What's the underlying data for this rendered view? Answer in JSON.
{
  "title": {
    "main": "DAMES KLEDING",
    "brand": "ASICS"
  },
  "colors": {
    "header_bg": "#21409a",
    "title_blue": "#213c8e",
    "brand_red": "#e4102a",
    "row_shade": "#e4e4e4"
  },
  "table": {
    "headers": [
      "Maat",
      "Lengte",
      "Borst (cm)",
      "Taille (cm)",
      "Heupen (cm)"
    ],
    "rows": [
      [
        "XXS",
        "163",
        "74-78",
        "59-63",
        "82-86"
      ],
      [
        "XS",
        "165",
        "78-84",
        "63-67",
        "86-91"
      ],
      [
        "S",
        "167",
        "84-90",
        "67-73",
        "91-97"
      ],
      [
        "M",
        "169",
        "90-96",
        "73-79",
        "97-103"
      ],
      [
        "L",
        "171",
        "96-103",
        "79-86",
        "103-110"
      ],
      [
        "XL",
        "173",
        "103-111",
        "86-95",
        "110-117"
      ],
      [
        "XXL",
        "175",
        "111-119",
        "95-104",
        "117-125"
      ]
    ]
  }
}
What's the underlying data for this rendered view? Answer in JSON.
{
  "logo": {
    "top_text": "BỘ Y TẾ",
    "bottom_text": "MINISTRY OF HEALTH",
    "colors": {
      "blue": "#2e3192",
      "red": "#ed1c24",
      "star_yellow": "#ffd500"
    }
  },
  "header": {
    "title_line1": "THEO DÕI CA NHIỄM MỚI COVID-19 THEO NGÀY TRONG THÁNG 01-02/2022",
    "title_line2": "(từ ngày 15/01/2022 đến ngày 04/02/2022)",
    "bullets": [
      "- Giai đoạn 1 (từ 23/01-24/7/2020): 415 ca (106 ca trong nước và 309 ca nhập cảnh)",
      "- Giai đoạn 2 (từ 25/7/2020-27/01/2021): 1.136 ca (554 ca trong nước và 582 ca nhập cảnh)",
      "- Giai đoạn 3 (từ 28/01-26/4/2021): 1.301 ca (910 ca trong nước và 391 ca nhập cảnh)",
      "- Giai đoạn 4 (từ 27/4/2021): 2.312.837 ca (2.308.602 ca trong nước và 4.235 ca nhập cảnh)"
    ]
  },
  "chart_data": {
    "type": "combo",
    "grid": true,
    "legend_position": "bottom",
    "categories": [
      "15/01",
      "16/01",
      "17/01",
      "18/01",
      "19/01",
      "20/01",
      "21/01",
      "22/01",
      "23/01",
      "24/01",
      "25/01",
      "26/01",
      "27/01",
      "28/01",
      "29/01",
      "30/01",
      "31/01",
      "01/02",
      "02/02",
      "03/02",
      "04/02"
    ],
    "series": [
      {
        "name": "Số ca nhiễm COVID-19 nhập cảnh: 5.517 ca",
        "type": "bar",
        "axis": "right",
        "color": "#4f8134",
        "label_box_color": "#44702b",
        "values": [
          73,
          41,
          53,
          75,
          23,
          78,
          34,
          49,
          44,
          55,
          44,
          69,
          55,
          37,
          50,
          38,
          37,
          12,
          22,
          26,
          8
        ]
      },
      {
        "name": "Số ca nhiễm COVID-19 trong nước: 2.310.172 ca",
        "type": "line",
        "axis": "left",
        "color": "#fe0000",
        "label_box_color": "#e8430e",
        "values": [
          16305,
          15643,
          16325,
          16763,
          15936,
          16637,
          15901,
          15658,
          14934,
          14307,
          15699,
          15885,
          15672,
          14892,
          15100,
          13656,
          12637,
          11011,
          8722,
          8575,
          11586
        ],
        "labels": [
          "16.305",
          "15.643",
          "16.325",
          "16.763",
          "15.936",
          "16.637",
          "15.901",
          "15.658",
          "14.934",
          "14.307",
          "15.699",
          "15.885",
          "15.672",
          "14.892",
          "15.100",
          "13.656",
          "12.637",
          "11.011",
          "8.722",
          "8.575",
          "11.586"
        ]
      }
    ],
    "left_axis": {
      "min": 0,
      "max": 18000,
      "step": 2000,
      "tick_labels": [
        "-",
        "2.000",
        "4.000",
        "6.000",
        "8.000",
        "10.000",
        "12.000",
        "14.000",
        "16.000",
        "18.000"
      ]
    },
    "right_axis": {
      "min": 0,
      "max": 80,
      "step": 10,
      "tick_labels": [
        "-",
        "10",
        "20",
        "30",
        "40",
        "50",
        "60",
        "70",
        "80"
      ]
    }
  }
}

[Problem requirements] Each record should come back exactly as written.

[Final result]
What's the underlying data for this rendered view? Answer in JSON.
{
  "title": {
    "main": "DAMES KLEDING",
    "brand": "ASICS"
  },
  "colors": {
    "header_bg": "#21409a",
    "title_blue": "#213c8e",
    "brand_red": "#e4102a",
    "row_shade": "#e4e4e4"
  },
  "table": {
    "headers": [
      "Maat",
      "Lengte",
      "Borst (cm)",
      "Taille (cm)",
      "Heupen (cm)"
    ],
    "rows": [
      [
        "XXS",
        "163",
        "74-78",
        "59-63",
        "82-86"
      ],
      [
        "XS",
        "165",
        "78-84",
        "63-67",
        "86-91"
      ],
      [
        "S",
        "167",
        "84-90",
        "67-73",
        "91-97"
      ],
      [
        "M",
        "169",
        "90-96",
        "73-79",
        "97-103"
      ],
      [
        "L",
        "171",
        "96-103",
        "79-86",
        "103-110"
      ],
      [
        "XL",
        "173",
        "103-111",
        "86-95",
        "110-117"
      ],
      [
        "XXL",
        "175",
        "111-119",
        "95-104",
        "117-125"
      ]
    ]
  }
}
What's the underlying data for this rendered view? Answer in JSON.
{
  "logo": {
    "top_text": "BỘ Y TẾ",
    "bottom_text": "MINISTRY OF HEALTH",
    "colors": {
      "blue": "#2e3192",
      "red": "#ed1c24",
      "star_yellow": "#ffd500"
    }
  },
  "header": {
    "title_line1": "THEO DÕI CA NHIỄM MỚI COVID-19 THEO NGÀY TRONG THÁNG 01-02/2022",
    "title_line2": "(từ ngày 15/01/2022 đến ngày 04/02/2022)",
    "bullets": [
      "- Giai đoạn 1 (từ 23/01-24/7/2020): 415 ca (106 ca trong nước và 309 ca nhập cảnh)",
      "- Giai đoạn 2 (từ 25/7/2020-27/01/2021): 1.136 ca (554 ca trong nước và 582 ca nhập cảnh)",
      "- Giai đoạn 3 (từ 28/01-26/4/2021): 1.301 ca (910 ca trong nước và 391 ca nhập cảnh)",
      "- Giai đoạn 4 (từ 27/4/2021): 2.312.837 ca (2.308.602 ca trong nước và 4.235 ca nhập cảnh)"
    ]
  },
  "chart_data": {
    "type": "combo",
    "grid": true,
    "legend_position": "bottom",
    "categories": [
      "15/01",
      "16/01",
      "17/01",
      "18/01",
      "19/01",
      "20/01",
      "21/01",
      "22/01",
      "23/01",
      "24/01",
      "25/01",
      "26/01",
      "27/01",
      "28/01",
      "29/01",
      "30/01",
      "31/01",
      "01/02",
      "02/02",
      "03/02",
      "04/02"
    ],
    "series": [
      {
        "name": "Số ca nhiễm COVID-19 nhập cảnh: 5.517 ca",
        "type": "bar",
        "axis": "right",
        "color": "#4f8134",
        "label_box_color": "#44702b",
        "values": [
          73,
          41,
          53,
          75,
          23,
          78,
          34,
          49,
          44,
          55,
          44,
          69,
          55,
          37,
          50,
          38,
          37,
          12,
          22,
          26,
          8
        ]
      },
      {
        "name": "Số ca nhiễm COVID-19 trong nước: 2.310.172 ca",
        "type": "line",
        "axis": "left",
        "color": "#fe0000",
        "label_box_color": "#e8430e",
        "values": [
          16305,
          15643,
          16325,
          16763,
          15936,
          16637,
          15901,
          15658,
          14934,
          14307,
          15699,
          15885,
          15672,
          14892,
          15100,
          13656,
          12637,
          11011,
          8722,
          8575,
          11586
        ],
        "labels": [
          "16.305",
          "15.643",
          "16.325",
          "16.763",
          "15.936",
          "16.637",
          "15.901",
          "15.658",
          "14.934",
          "14.307",
          "15.699",
          "15.885",
          "15.672",
          "14.892",
          "15.100",
          "13.656",
          "12.637",
          "11.011",
          "8.722",
          "8.575",
          "11.586"
        ]
      }
    ],
    "left_axis": {
      "min": 0,
      "max": 18000,
      "step": 2000,
      "tick_labels": [
        "-",
        "2.000",
        "4.000",
        "6.000",
        "8.000",
        "10.000",
        "12.000",
        "14.000",
        "16.000",
        "18.000"
      ]
    },
    "right_axis": {
      "min": 0,
      "max": 80,
      "step": 10,
      "tick_labels": [
        "-",
        "10",
        "20",
        "30",
        "40",
        "50",
        "60",
        "70",
        "80"
      ]
    }
  }
}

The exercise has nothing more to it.